> [What is required] Go through the material and pull out every line with the string "grid" in it.

Figure data in JSON:
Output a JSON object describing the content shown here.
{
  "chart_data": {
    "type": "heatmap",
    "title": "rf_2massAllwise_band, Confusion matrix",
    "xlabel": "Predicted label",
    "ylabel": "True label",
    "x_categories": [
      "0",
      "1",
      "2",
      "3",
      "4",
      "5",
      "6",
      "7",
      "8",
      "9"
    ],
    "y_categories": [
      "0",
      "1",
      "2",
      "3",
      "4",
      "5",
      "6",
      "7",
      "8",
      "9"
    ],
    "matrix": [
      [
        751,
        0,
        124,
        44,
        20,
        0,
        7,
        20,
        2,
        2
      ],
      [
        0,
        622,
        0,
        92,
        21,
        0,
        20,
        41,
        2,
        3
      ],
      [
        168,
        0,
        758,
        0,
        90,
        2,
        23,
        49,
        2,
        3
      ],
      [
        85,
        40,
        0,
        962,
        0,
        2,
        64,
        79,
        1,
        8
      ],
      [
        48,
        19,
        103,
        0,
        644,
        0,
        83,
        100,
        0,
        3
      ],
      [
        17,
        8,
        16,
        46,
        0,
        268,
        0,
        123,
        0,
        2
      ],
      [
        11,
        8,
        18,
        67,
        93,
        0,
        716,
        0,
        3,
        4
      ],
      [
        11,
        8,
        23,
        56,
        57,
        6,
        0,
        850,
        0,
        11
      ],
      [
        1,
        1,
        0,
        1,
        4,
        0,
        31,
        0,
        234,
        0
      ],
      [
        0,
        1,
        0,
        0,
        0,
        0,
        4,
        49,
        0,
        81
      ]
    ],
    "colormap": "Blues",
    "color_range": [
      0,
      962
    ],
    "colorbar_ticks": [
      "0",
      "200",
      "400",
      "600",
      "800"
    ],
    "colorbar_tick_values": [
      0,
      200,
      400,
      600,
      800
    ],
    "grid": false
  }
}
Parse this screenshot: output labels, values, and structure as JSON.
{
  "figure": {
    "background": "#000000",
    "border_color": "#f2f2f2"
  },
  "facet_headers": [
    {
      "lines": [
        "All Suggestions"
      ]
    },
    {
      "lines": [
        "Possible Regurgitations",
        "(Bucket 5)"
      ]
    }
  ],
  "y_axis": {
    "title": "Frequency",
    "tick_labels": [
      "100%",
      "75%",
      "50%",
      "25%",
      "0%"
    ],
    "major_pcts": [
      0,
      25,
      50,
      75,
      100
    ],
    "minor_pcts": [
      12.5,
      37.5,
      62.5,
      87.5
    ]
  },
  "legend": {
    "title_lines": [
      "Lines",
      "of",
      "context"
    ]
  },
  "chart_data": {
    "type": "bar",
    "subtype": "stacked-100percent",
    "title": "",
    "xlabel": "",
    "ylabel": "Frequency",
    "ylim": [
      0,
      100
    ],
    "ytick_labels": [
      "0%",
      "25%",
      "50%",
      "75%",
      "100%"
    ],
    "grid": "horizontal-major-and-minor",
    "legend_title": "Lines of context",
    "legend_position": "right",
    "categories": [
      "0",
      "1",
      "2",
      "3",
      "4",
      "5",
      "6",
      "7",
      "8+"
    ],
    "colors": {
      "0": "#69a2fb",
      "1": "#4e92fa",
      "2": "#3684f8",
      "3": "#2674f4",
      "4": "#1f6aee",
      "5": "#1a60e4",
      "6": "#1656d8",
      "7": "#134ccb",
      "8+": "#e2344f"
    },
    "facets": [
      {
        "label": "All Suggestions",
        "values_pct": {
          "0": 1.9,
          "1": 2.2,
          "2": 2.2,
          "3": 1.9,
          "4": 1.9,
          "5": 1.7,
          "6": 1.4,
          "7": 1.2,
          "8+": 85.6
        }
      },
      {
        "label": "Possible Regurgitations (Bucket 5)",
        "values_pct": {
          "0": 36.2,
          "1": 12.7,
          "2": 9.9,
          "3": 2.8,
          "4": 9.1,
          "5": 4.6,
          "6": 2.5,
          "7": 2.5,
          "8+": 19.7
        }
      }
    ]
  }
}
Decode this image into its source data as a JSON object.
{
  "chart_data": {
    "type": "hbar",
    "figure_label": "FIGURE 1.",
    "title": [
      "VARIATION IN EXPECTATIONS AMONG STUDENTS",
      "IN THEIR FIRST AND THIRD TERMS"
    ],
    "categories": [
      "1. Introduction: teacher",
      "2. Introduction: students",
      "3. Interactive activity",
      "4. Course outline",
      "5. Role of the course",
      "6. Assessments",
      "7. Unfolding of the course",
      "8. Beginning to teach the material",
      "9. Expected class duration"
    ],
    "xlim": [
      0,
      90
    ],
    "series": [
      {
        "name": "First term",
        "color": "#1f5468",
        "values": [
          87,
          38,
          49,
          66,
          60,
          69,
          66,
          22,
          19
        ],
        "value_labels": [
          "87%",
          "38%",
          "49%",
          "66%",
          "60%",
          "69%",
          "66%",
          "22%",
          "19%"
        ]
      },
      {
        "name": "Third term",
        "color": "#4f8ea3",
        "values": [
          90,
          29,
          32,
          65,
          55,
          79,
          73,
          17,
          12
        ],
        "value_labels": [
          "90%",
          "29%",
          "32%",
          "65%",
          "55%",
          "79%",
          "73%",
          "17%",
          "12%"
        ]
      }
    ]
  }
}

> [Answer in full]
    "grid": false
    "grid": "horizontal-major-and-minor",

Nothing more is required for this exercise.